Written exercise: Identify every line in the records below that contains the word "كانت", and reproduce each one.

Data rows:
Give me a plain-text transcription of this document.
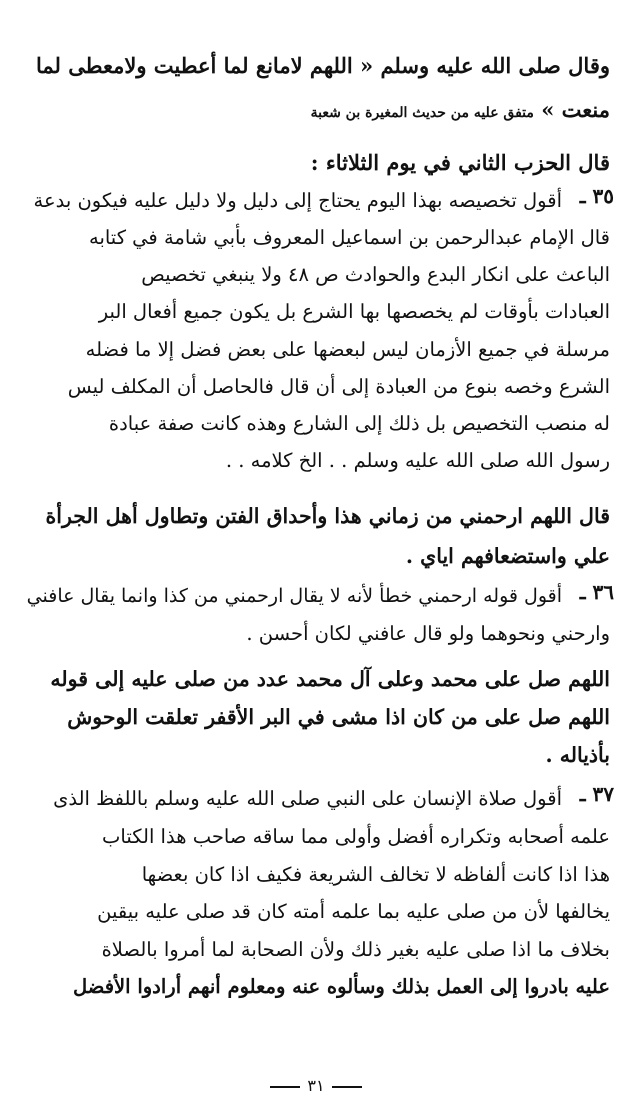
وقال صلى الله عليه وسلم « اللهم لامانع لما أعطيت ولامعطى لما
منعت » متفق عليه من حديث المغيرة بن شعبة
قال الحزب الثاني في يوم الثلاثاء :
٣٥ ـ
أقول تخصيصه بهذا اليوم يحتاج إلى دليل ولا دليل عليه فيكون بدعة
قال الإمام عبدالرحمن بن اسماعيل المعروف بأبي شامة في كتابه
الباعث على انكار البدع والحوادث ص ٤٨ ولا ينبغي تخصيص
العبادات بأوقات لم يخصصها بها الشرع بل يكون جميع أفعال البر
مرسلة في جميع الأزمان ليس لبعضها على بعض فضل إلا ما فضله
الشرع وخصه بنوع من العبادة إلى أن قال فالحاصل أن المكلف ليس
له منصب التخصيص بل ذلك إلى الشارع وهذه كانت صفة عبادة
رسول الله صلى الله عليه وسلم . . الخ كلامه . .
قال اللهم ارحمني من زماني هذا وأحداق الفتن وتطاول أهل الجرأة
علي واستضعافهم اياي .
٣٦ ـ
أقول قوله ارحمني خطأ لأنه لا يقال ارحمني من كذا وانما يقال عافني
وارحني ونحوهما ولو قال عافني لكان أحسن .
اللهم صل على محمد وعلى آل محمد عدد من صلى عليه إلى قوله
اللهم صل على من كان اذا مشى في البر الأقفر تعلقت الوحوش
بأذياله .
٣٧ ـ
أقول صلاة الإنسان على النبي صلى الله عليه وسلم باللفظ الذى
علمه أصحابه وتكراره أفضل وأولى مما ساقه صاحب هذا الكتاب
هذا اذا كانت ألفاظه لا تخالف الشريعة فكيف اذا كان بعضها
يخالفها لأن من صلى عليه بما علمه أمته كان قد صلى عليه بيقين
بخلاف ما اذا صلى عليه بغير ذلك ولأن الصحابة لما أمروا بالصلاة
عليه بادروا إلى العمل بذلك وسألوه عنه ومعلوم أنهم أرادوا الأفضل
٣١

Final result:
له منصب التخصيص بل ذلك إلى الشارع وهذه كانت صفة عبادة
هذا اذا كانت ألفاظه لا تخالف الشريعة فكيف اذا كان بعضها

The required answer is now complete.